[BEGIN Dataset extract]
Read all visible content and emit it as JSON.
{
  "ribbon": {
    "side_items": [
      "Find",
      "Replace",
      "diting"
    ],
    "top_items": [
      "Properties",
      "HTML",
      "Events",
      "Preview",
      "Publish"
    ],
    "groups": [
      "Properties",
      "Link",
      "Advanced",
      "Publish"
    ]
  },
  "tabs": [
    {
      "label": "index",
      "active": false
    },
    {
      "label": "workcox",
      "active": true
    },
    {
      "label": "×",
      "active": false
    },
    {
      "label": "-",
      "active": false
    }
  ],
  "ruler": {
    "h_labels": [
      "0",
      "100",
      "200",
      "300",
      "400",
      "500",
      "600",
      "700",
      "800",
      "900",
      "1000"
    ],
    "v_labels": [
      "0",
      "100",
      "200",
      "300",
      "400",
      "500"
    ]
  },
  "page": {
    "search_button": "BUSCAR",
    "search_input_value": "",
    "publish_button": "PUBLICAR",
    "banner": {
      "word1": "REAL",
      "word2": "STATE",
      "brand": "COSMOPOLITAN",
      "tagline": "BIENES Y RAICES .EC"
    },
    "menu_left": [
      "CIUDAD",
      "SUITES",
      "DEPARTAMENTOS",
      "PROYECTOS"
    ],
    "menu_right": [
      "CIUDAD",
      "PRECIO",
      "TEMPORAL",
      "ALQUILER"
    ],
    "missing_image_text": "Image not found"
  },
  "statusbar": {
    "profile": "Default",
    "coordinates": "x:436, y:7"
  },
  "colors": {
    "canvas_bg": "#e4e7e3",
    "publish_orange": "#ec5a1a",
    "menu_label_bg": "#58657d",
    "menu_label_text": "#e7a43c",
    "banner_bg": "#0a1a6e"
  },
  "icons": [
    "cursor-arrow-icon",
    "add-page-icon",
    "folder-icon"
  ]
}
[END Dataset extract]
Send back each record exactly as it stands.

#### Solution to this exercise
Read all visible content and emit it as JSON.
{
  "ribbon": {
    "side_items": [
      "Find",
      "Replace",
      "diting"
    ],
    "top_items": [
      "Properties",
      "HTML",
      "Events",
      "Preview",
      "Publish"
    ],
    "groups": [
      "Properties",
      "Link",
      "Advanced",
      "Publish"
    ]
  },
  "tabs": [
    {
      "label": "index",
      "active": false
    },
    {
      "label": "workcox",
      "active": true
    },
    {
      "label": "×",
      "active": false
    },
    {
      "label": "-",
      "active": false
    }
  ],
  "ruler": {
    "h_labels": [
      "0",
      "100",
      "200",
      "300",
      "400",
      "500",
      "600",
      "700",
      "800",
      "900",
      "1000"
    ],
    "v_labels": [
      "0",
      "100",
      "200",
      "300",
      "400",
      "500"
    ]
  },
  "page": {
    "search_button": "BUSCAR",
    "search_input_value": "",
    "publish_button": "PUBLICAR",
    "banner": {
      "word1": "REAL",
      "word2": "STATE",
      "brand": "COSMOPOLITAN",
      "tagline": "BIENES Y RAICES .EC"
    },
    "menu_left": [
      "CIUDAD",
      "SUITES",
      "DEPARTAMENTOS",
      "PROYECTOS"
    ],
    "menu_right": [
      "CIUDAD",
      "PRECIO",
      "TEMPORAL",
      "ALQUILER"
    ],
    "missing_image_text": "Image not found"
  },
  "statusbar": {
    "profile": "Default",
    "coordinates": "x:436, y:7"
  },
  "colors": {
    "canvas_bg": "#e4e7e3",
    "publish_orange": "#ec5a1a",
    "menu_label_bg": "#58657d",
    "menu_label_text": "#e7a43c",
    "banner_bg": "#0a1a6e"
  },
  "icons": [
    "cursor-arrow-icon",
    "add-page-icon",
    "folder-icon"
  ]
}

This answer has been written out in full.